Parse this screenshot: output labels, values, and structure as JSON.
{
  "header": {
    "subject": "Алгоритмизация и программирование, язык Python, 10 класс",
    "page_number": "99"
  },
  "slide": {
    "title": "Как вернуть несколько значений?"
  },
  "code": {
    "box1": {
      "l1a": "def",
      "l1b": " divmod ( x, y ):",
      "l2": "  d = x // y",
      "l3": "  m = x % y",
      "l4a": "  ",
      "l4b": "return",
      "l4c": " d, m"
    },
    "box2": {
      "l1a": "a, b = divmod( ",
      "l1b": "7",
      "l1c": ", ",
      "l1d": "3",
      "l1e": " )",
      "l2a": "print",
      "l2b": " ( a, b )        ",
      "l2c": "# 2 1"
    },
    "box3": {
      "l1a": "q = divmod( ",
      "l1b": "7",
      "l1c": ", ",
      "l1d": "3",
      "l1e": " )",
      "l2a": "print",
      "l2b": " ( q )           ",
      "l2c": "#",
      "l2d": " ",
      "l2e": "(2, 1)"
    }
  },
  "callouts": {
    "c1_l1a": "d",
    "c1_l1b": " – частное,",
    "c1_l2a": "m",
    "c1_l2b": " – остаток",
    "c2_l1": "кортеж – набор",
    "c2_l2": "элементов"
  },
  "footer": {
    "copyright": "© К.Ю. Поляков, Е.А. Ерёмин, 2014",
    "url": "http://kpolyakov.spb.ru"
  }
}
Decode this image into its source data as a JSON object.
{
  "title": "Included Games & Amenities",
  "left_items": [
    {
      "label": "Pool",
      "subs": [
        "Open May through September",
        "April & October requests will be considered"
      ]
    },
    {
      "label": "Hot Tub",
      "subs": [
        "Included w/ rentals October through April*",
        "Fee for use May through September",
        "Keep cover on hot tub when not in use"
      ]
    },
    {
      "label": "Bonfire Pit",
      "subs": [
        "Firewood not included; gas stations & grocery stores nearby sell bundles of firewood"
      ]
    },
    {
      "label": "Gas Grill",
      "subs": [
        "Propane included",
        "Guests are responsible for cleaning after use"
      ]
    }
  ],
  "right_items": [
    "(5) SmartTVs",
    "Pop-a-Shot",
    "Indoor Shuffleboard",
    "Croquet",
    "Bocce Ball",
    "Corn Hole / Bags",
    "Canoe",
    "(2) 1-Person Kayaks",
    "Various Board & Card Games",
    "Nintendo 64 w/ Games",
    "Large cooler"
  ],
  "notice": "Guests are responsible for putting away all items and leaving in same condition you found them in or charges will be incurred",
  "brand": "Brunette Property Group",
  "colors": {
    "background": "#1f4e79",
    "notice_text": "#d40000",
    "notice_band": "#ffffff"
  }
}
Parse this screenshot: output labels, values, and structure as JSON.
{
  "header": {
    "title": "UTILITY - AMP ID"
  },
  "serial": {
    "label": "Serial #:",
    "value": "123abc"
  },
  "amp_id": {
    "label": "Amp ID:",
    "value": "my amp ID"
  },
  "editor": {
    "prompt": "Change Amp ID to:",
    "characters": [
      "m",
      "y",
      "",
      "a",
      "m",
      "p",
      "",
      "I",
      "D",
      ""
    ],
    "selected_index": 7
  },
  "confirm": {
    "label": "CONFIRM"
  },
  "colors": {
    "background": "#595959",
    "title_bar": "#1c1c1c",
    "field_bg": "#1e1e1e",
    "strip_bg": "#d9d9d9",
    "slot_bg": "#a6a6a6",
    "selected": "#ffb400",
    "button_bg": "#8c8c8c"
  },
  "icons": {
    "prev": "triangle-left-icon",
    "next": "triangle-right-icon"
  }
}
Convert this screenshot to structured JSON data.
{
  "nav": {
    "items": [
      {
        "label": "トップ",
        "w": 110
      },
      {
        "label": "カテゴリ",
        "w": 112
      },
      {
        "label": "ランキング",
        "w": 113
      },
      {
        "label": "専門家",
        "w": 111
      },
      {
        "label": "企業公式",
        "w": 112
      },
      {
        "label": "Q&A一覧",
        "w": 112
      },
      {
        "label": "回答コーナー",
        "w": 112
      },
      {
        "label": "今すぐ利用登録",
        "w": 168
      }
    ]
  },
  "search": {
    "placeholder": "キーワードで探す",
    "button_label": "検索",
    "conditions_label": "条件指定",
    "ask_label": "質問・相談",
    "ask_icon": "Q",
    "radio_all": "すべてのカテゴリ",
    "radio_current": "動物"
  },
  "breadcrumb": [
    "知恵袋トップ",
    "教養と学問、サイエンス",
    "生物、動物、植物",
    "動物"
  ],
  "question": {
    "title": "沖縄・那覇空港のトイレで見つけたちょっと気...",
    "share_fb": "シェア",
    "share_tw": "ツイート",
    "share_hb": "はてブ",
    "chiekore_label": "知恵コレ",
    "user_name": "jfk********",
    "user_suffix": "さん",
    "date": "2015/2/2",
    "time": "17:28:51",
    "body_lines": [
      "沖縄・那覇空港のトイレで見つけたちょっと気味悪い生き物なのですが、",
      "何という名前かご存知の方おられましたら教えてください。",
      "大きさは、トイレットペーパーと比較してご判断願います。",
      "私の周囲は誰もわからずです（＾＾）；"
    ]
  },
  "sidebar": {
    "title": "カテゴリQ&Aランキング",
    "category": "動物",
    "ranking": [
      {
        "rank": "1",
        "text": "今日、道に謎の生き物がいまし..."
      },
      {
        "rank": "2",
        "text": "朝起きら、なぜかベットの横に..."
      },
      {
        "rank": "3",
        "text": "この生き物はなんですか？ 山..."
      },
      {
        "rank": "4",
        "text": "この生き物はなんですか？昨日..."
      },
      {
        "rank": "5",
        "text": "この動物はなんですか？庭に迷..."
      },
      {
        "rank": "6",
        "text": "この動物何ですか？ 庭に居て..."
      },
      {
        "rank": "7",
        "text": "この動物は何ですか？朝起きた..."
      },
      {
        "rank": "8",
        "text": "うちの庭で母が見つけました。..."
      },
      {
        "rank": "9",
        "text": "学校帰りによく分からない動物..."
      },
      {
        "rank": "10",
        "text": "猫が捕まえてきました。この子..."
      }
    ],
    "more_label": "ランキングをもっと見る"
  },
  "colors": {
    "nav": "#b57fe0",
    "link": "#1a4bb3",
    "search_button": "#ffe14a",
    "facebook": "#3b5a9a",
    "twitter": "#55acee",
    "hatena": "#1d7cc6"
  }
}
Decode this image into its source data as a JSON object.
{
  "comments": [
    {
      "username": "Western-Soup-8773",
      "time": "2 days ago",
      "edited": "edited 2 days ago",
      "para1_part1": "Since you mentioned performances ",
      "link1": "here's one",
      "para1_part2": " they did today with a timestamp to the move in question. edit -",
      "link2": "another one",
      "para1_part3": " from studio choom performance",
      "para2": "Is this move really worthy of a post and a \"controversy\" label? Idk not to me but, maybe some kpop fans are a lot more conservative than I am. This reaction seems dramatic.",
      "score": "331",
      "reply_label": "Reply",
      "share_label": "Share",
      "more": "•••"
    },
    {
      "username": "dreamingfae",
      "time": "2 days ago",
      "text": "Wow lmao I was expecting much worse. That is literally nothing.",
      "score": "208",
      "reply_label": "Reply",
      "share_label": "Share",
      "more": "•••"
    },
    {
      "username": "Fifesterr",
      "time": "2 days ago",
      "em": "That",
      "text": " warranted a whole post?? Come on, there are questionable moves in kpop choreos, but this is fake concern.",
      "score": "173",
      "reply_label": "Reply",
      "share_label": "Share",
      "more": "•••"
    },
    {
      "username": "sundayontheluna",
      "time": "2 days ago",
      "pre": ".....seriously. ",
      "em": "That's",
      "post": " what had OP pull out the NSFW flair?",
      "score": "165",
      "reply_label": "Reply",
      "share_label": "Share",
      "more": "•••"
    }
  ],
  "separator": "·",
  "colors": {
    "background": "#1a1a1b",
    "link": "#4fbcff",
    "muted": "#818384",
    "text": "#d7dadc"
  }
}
_ _ _
:: WHAT THIS TASK INVOLVES ::
Look over the material above and show each line where "October" appears.

:: EXERCISE RESPONSE ::
        "April & October requests will be considered"
        "Included w/ rentals October through April*",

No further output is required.